Provide an exact copy of the data, excluding the images.

⟨

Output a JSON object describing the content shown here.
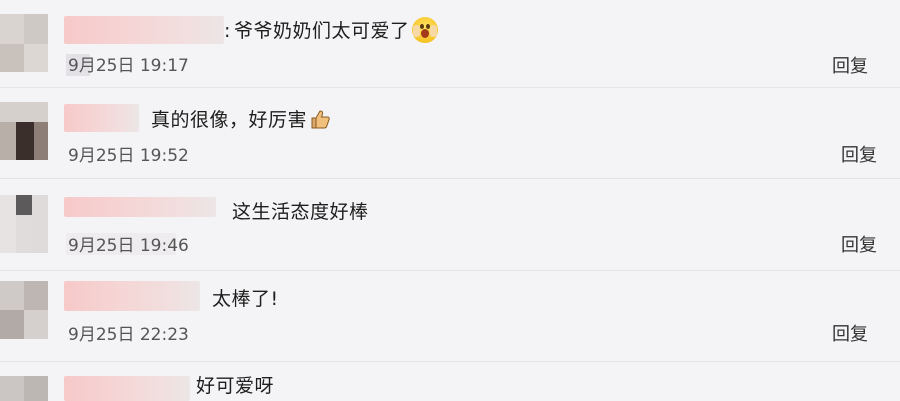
{
  "comments": [
    {
      "text": "爷爷奶奶们太可爱了",
      "emoji": "screaming-face-emoji",
      "time": "9月25日 19:17",
      "time_visible": "9月25日 19:17",
      "reply": "回复"
    },
    {
      "text": "真的很像，好厉害",
      "emoji": "thumbs-up-emoji",
      "time": "9月25日 19:52",
      "reply": "回复"
    },
    {
      "text": "这生活态度好棒",
      "time": "9月25日 19:46",
      "reply": "回复"
    },
    {
      "text": "太棒了!",
      "time": "9月25日 22:23",
      "reply": "回复"
    },
    {
      "text": "好可爱呀"
    }
  ],
  "colors": {
    "background": "#f4f4f6",
    "divider": "#e4e4e6",
    "username_blur": "#f5d0d0"
  }
}
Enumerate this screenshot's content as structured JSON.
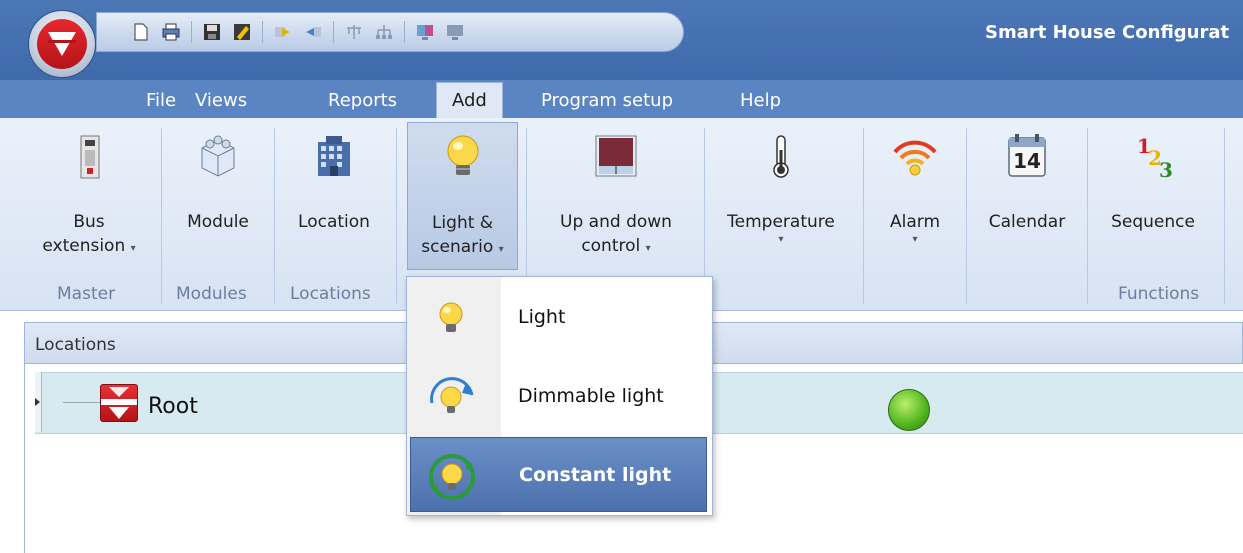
{
  "window": {
    "title": "Smart House Configurat"
  },
  "quick_access_toolbar": {
    "icons": [
      "new-document-icon",
      "print-icon",
      "save-icon",
      "edit-icon",
      "export-icon",
      "import-icon",
      "network-icon",
      "topology-icon",
      "monitor-color-icon",
      "monitor-icon"
    ]
  },
  "menubar": {
    "items": [
      {
        "label": "File"
      },
      {
        "label": "Views"
      },
      {
        "label": "Reports"
      },
      {
        "label": "Add",
        "active": true
      },
      {
        "label": "Program setup"
      },
      {
        "label": "Help"
      }
    ]
  },
  "ribbon": {
    "buttons": {
      "bus_extension": {
        "line1": "Bus",
        "line2": "extension"
      },
      "module": {
        "line1": "Module"
      },
      "location": {
        "line1": "Location"
      },
      "light_scenario": {
        "line1": "Light &",
        "line2": "scenario"
      },
      "up_down": {
        "line1": "Up and down",
        "line2": "control"
      },
      "temperature": {
        "line1": "Temperature"
      },
      "alarm": {
        "line1": "Alarm"
      },
      "calendar": {
        "line1": "Calendar",
        "day": "14"
      },
      "sequence": {
        "line1": "Sequence",
        "digits": [
          "1",
          "2",
          "3"
        ]
      }
    },
    "groups": {
      "master": "Master",
      "modules": "Modules",
      "locations": "Locations",
      "functions": "Functions"
    }
  },
  "panel": {
    "title": "Locations"
  },
  "tree": {
    "root_label": "Root",
    "status_color": "#4fb41d"
  },
  "dropdown": {
    "items": [
      {
        "label": "Light",
        "icon": "bulb-icon"
      },
      {
        "label": "Dimmable light",
        "icon": "dimmable-bulb-icon"
      },
      {
        "label": "Constant light",
        "icon": "constant-light-icon",
        "highlighted": true
      }
    ]
  },
  "colors": {
    "titlebar": "#3e69aa",
    "menubar": "#5b84c2",
    "ribbon": "#dfe9f5",
    "highlight": "#4c71ad",
    "brand_red": "#d41e25"
  }
}
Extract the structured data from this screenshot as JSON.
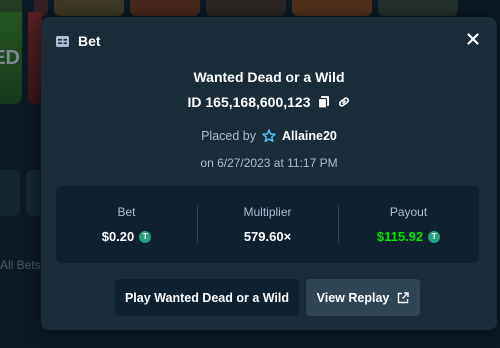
{
  "background": {
    "card_left_text": "ED",
    "all_bets_label": "All Bets"
  },
  "modal": {
    "title": "Bet",
    "title_icon": "ticket-icon",
    "close_icon": "close-icon",
    "game_name": "Wanted Dead or a Wild",
    "bet_id": "ID 165,168,600,123",
    "copy_icon": "copy-icon",
    "link_icon": "link-icon",
    "placed_by_label": "Placed by",
    "vip_icon": "vip-star-icon",
    "username": "Allaine20",
    "date_text": "on 6/27/2023 at 11:17 PM",
    "stats": {
      "bet_label": "Bet",
      "bet_value": "$0.20",
      "multiplier_label": "Multiplier",
      "multiplier_value": "579.60×",
      "payout_label": "Payout",
      "payout_value": "$115.92",
      "currency_icon": "tether-coin-icon",
      "currency_symbol": "T"
    },
    "play_button_label": "Play Wanted Dead or a Wild",
    "replay_button_label": "View Replay",
    "replay_icon": "external-link-icon"
  },
  "colors": {
    "background": "#0f212e",
    "modal": "#1a2c38",
    "muted_text": "#b1bad3",
    "payout_green": "#00e701",
    "tether": "#26a17b",
    "secondary_button": "#2f4553"
  }
}
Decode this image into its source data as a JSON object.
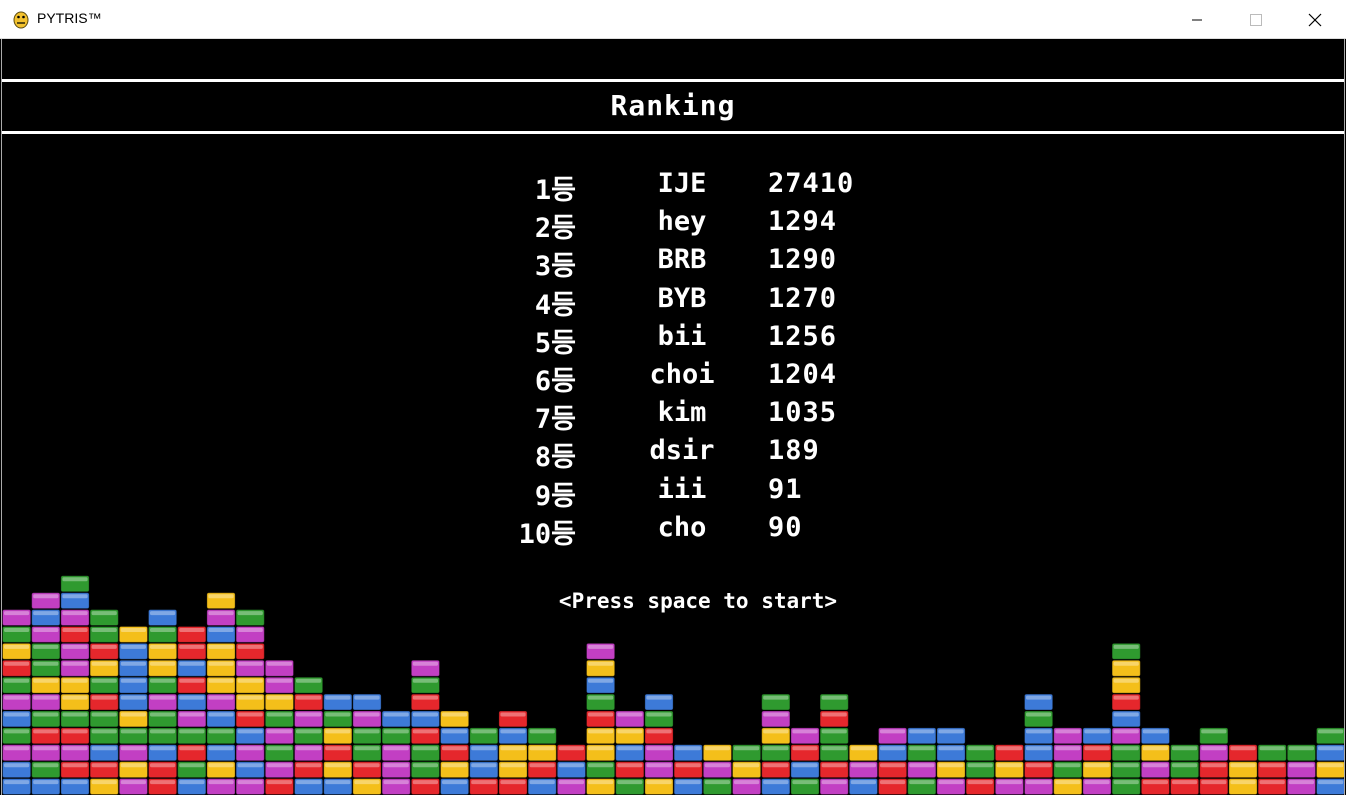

⟩

ANSWER TO THE EXERCISE:
Output a JSON object describing the content shown here.
{
  "comments": [
    {
      "text": "爷爷奶奶们太可爱了",
      "emoji": "screaming-face-emoji",
      "time": "9月25日 19:17",
      "time_visible": "9月25日 19:17",
      "reply": "回复"
    },
    {
      "text": "真的很像，好厉害",
      "emoji": "thumbs-up-emoji",
      "time": "9月25日 19:52",
      "reply": "回复"
    },
    {
      "text": "这生活态度好棒",
      "time": "9月25日 19:46",
      "reply": "回复"
    },
    {
      "text": "太棒了!",
      "time": "9月25日 22:23",
      "reply": "回复"
    },
    {
      "text": "好可爱呀"
    }
  ],
  "colors": {
    "background": "#f4f4f6",
    "divider": "#e4e4e6",
    "username_blur": "#f5d0d0"
  }
}
Enumerate this screenshot's content as structured JSON.
{
  "window": {
    "title": "Smart House Configurat"
  },
  "quick_access_toolbar": {
    "icons": [
      "new-document-icon",
      "print-icon",
      "save-icon",
      "edit-icon",
      "export-icon",
      "import-icon",
      "network-icon",
      "topology-icon",
      "monitor-color-icon",
      "monitor-icon"
    ]
  },
  "menubar": {
    "items": [
      {
        "label": "File"
      },
      {
        "label": "Views"
      },
      {
        "label": "Reports"
      },
      {
        "label": "Add",
        "active": true
      },
      {
        "label": "Program setup"
      },
      {
        "label": "Help"
      }
    ]
  },
  "ribbon": {
    "buttons": {
      "bus_extension": {
        "line1": "Bus",
        "line2": "extension"
      },
      "module": {
        "line1": "Module"
      },
      "location": {
        "line1": "Location"
      },
      "light_scenario": {
        "line1": "Light &",
        "line2": "scenario"
      },
      "up_down": {
        "line1": "Up and down",
        "line2": "control"
      },
      "temperature": {
        "line1": "Temperature"
      },
      "alarm": {
        "line1": "Alarm"
      },
      "calendar": {
        "line1": "Calendar",
        "day": "14"
      },
      "sequence": {
        "line1": "Sequence",
        "digits": [
          "1",
          "2",
          "3"
        ]
      }
    },
    "groups": {
      "master": "Master",
      "modules": "Modules",
      "locations": "Locations",
      "functions": "Functions"
    }
  },
  "panel": {
    "title": "Locations"
  },
  "tree": {
    "root_label": "Root",
    "status_color": "#4fb41d"
  },
  "dropdown": {
    "items": [
      {
        "label": "Light",
        "icon": "bulb-icon"
      },
      {
        "label": "Dimmable light",
        "icon": "dimmable-bulb-icon"
      },
      {
        "label": "Constant light",
        "icon": "constant-light-icon",
        "highlighted": true
      }
    ]
  },
  "colors": {
    "titlebar": "#3e69aa",
    "menubar": "#5b84c2",
    "ribbon": "#dfe9f5",
    "highlight": "#4c71ad",
    "brand_red": "#d41e25"
  }
}
Extract the structured data from this screenshot as JSON.
{
  "background": {
    "card_left_text": "ED",
    "all_bets_label": "All Bets"
  },
  "modal": {
    "title": "Bet",
    "title_icon": "ticket-icon",
    "close_icon": "close-icon",
    "game_name": "Wanted Dead or a Wild",
    "bet_id": "ID 165,168,600,123",
    "copy_icon": "copy-icon",
    "link_icon": "link-icon",
    "placed_by_label": "Placed by",
    "vip_icon": "vip-star-icon",
    "username": "Allaine20",
    "date_text": "on 6/27/2023 at 11:17 PM",
    "stats": {
      "bet_label": "Bet",
      "bet_value": "$0.20",
      "multiplier_label": "Multiplier",
      "multiplier_value": "579.60×",
      "payout_label": "Payout",
      "payout_value": "$115.92",
      "currency_icon": "tether-coin-icon",
      "currency_symbol": "T"
    },
    "play_button_label": "Play Wanted Dead or a Wild",
    "replay_button_label": "View Replay",
    "replay_icon": "external-link-icon"
  },
  "colors": {
    "background": "#0f212e",
    "modal": "#1a2c38",
    "muted_text": "#b1bad3",
    "payout_green": "#00e701",
    "tether": "#26a17b",
    "secondary_button": "#2f4553"
  }
}
Decode this image into its source data as a JSON object.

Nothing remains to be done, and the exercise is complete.